What this task involves –
Pull every line holding the string "color" from the records below.

Stored records –

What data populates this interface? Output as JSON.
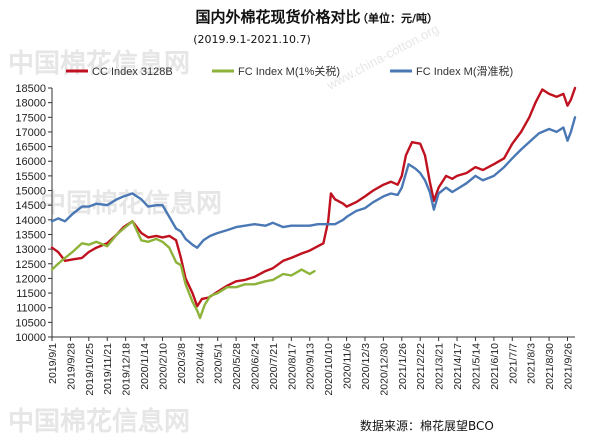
{
  "chart_data": {
    "type": "line",
    "title": "国内外棉花现货价格对比",
    "unit_label": "（单位：元/吨）",
    "subtitle": "(2019.9.1-2021.10.7)",
    "source": "数据来源：棉花展望BCO",
    "watermarks": [
      "中国棉花信息网",
      "www.china-cotton.org",
      "中国棉花信息网",
      "中国棉花信息网"
    ],
    "ylim": [
      10000,
      18500
    ],
    "yticks": [
      10000,
      10500,
      11000,
      11500,
      12000,
      12500,
      13000,
      13500,
      14000,
      14500,
      15000,
      15500,
      16000,
      16500,
      17000,
      17500,
      18000,
      18500
    ],
    "xticks": [
      "2019/9/1",
      "2019/9/28",
      "2019/10/25",
      "2019/11/21",
      "2019/12/18",
      "2020/1/14",
      "2020/2/10",
      "2020/3/8",
      "2020/4/4",
      "2020/5/1",
      "2020/5/28",
      "2020/6/24",
      "2020/7/21",
      "2020/8/17",
      "2020/9/13",
      "2020/10/10",
      "2020/11/6",
      "2020/12/3",
      "2020/12/30",
      "2021/1/26",
      "2021/2/22",
      "2021/3/21",
      "2021/4/17",
      "2021/5/14",
      "2021/6/10",
      "2021/7/7",
      "2021/8/3",
      "2021/8/30",
      "2021/9/26"
    ],
    "x_start": "2019/9/1",
    "x_end": "2021/10/7",
    "series": [
      {
        "name": "CC Index 3128B",
        "color": "#c0111f",
        "points": [
          [
            "2019/9/1",
            13050
          ],
          [
            "2019/9/10",
            12900
          ],
          [
            "2019/9/20",
            12600
          ],
          [
            "2019/10/1",
            12650
          ],
          [
            "2019/10/15",
            12700
          ],
          [
            "2019/10/25",
            12900
          ],
          [
            "2019/11/5",
            13050
          ],
          [
            "2019/11/21",
            13200
          ],
          [
            "2019/12/5",
            13500
          ],
          [
            "2019/12/15",
            13750
          ],
          [
            "2019/12/28",
            13950
          ],
          [
            "2020/1/10",
            13550
          ],
          [
            "2020/1/20",
            13400
          ],
          [
            "2020/2/1",
            13450
          ],
          [
            "2020/2/10",
            13400
          ],
          [
            "2020/2/20",
            13450
          ],
          [
            "2020/3/1",
            13300
          ],
          [
            "2020/3/8",
            12700
          ],
          [
            "2020/3/15",
            12000
          ],
          [
            "2020/3/25",
            11500
          ],
          [
            "2020/4/1",
            11050
          ],
          [
            "2020/4/8",
            11300
          ],
          [
            "2020/4/18",
            11350
          ],
          [
            "2020/5/1",
            11550
          ],
          [
            "2020/5/15",
            11750
          ],
          [
            "2020/5/28",
            11900
          ],
          [
            "2020/6/10",
            11950
          ],
          [
            "2020/6/24",
            12050
          ],
          [
            "2020/7/10",
            12250
          ],
          [
            "2020/7/21",
            12350
          ],
          [
            "2020/8/5",
            12600
          ],
          [
            "2020/8/17",
            12700
          ],
          [
            "2020/9/1",
            12850
          ],
          [
            "2020/9/13",
            12950
          ],
          [
            "2020/9/25",
            13100
          ],
          [
            "2020/10/3",
            13200
          ],
          [
            "2020/10/10",
            13950
          ],
          [
            "2020/10/14",
            14900
          ],
          [
            "2020/10/20",
            14700
          ],
          [
            "2020/11/1",
            14550
          ],
          [
            "2020/11/6",
            14450
          ],
          [
            "2020/11/20",
            14600
          ],
          [
            "2020/12/3",
            14800
          ],
          [
            "2020/12/15",
            15000
          ],
          [
            "2020/12/30",
            15200
          ],
          [
            "2021/1/10",
            15300
          ],
          [
            "2021/1/20",
            15200
          ],
          [
            "2021/1/26",
            15500
          ],
          [
            "2021/2/1",
            16200
          ],
          [
            "2021/2/10",
            16650
          ],
          [
            "2021/2/22",
            16600
          ],
          [
            "2021/3/1",
            16200
          ],
          [
            "2021/3/8",
            15300
          ],
          [
            "2021/3/14",
            14650
          ],
          [
            "2021/3/21",
            15100
          ],
          [
            "2021/4/1",
            15500
          ],
          [
            "2021/4/10",
            15400
          ],
          [
            "2021/4/17",
            15500
          ],
          [
            "2021/5/1",
            15600
          ],
          [
            "2021/5/14",
            15800
          ],
          [
            "2021/5/25",
            15700
          ],
          [
            "2021/6/10",
            15900
          ],
          [
            "2021/6/25",
            16100
          ],
          [
            "2021/7/7",
            16600
          ],
          [
            "2021/7/20",
            17000
          ],
          [
            "2021/8/1",
            17500
          ],
          [
            "2021/8/10",
            18000
          ],
          [
            "2021/8/20",
            18450
          ],
          [
            "2021/8/30",
            18300
          ],
          [
            "2021/9/10",
            18200
          ],
          [
            "2021/9/20",
            18300
          ],
          [
            "2021/9/26",
            17900
          ],
          [
            "2021/10/1",
            18100
          ],
          [
            "2021/10/7",
            18500
          ]
        ]
      },
      {
        "name": "FC Index M(1%关税)",
        "color": "#8db33a",
        "points": [
          [
            "2019/9/1",
            12300
          ],
          [
            "2019/9/10",
            12500
          ],
          [
            "2019/9/20",
            12700
          ],
          [
            "2019/10/1",
            12900
          ],
          [
            "2019/10/15",
            13200
          ],
          [
            "2019/10/25",
            13150
          ],
          [
            "2019/11/5",
            13250
          ],
          [
            "2019/11/21",
            13100
          ],
          [
            "2019/12/5",
            13500
          ],
          [
            "2019/12/15",
            13700
          ],
          [
            "2019/12/28",
            13950
          ],
          [
            "2020/1/10",
            13300
          ],
          [
            "2020/1/20",
            13250
          ],
          [
            "2020/2/1",
            13350
          ],
          [
            "2020/2/10",
            13250
          ],
          [
            "2020/2/20",
            13050
          ],
          [
            "2020/3/1",
            12550
          ],
          [
            "2020/3/8",
            12450
          ],
          [
            "2020/3/15",
            11800
          ],
          [
            "2020/3/25",
            11200
          ],
          [
            "2020/4/1",
            10900
          ],
          [
            "2020/4/5",
            10650
          ],
          [
            "2020/4/12",
            11100
          ],
          [
            "2020/4/20",
            11400
          ],
          [
            "2020/5/1",
            11500
          ],
          [
            "2020/5/15",
            11700
          ],
          [
            "2020/5/28",
            11700
          ],
          [
            "2020/6/10",
            11800
          ],
          [
            "2020/6/24",
            11800
          ],
          [
            "2020/7/10",
            11900
          ],
          [
            "2020/7/21",
            11950
          ],
          [
            "2020/8/5",
            12150
          ],
          [
            "2020/8/17",
            12100
          ],
          [
            "2020/9/1",
            12300
          ],
          [
            "2020/9/13",
            12150
          ],
          [
            "2020/9/20",
            12250
          ]
        ]
      },
      {
        "name": "FC Index M(滑准税)",
        "color": "#4a78b5",
        "points": [
          [
            "2019/9/1",
            13950
          ],
          [
            "2019/9/10",
            14050
          ],
          [
            "2019/9/20",
            13950
          ],
          [
            "2019/10/1",
            14200
          ],
          [
            "2019/10/15",
            14450
          ],
          [
            "2019/10/25",
            14450
          ],
          [
            "2019/11/5",
            14550
          ],
          [
            "2019/11/21",
            14500
          ],
          [
            "2019/12/5",
            14700
          ],
          [
            "2019/12/15",
            14800
          ],
          [
            "2019/12/28",
            14900
          ],
          [
            "2020/1/10",
            14700
          ],
          [
            "2020/1/20",
            14450
          ],
          [
            "2020/2/1",
            14500
          ],
          [
            "2020/2/10",
            14500
          ],
          [
            "2020/2/20",
            14100
          ],
          [
            "2020/3/1",
            13700
          ],
          [
            "2020/3/8",
            13600
          ],
          [
            "2020/3/15",
            13350
          ],
          [
            "2020/3/25",
            13150
          ],
          [
            "2020/4/1",
            13050
          ],
          [
            "2020/4/10",
            13300
          ],
          [
            "2020/4/20",
            13450
          ],
          [
            "2020/5/1",
            13550
          ],
          [
            "2020/5/15",
            13650
          ],
          [
            "2020/5/28",
            13750
          ],
          [
            "2020/6/10",
            13800
          ],
          [
            "2020/6/24",
            13850
          ],
          [
            "2020/7/10",
            13800
          ],
          [
            "2020/7/21",
            13900
          ],
          [
            "2020/8/5",
            13750
          ],
          [
            "2020/8/17",
            13800
          ],
          [
            "2020/9/1",
            13800
          ],
          [
            "2020/9/13",
            13800
          ],
          [
            "2020/9/25",
            13850
          ],
          [
            "2020/10/10",
            13850
          ],
          [
            "2020/10/20",
            13850
          ],
          [
            "2020/11/1",
            14000
          ],
          [
            "2020/11/6",
            14100
          ],
          [
            "2020/11/20",
            14300
          ],
          [
            "2020/12/3",
            14400
          ],
          [
            "2020/12/15",
            14600
          ],
          [
            "2020/12/30",
            14800
          ],
          [
            "2021/1/10",
            14900
          ],
          [
            "2021/1/20",
            14850
          ],
          [
            "2021/1/26",
            15100
          ],
          [
            "2021/2/5",
            15900
          ],
          [
            "2021/2/15",
            15750
          ],
          [
            "2021/2/22",
            15600
          ],
          [
            "2021/3/1",
            15350
          ],
          [
            "2021/3/8",
            14950
          ],
          [
            "2021/3/14",
            14350
          ],
          [
            "2021/3/21",
            14900
          ],
          [
            "2021/4/1",
            15100
          ],
          [
            "2021/4/10",
            14950
          ],
          [
            "2021/4/17",
            15050
          ],
          [
            "2021/5/1",
            15250
          ],
          [
            "2021/5/14",
            15500
          ],
          [
            "2021/5/25",
            15350
          ],
          [
            "2021/6/10",
            15500
          ],
          [
            "2021/6/25",
            15800
          ],
          [
            "2021/7/7",
            16100
          ],
          [
            "2021/7/20",
            16400
          ],
          [
            "2021/8/3",
            16700
          ],
          [
            "2021/8/15",
            16950
          ],
          [
            "2021/8/30",
            17100
          ],
          [
            "2021/9/10",
            17000
          ],
          [
            "2021/9/20",
            17150
          ],
          [
            "2021/9/26",
            16700
          ],
          [
            "2021/10/1",
            17000
          ],
          [
            "2021/10/7",
            17500
          ]
        ]
      }
    ]
  }
}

Output for this task –
        "color": "#c0111f",
        "color": "#8db33a",
        "color": "#4a78b5",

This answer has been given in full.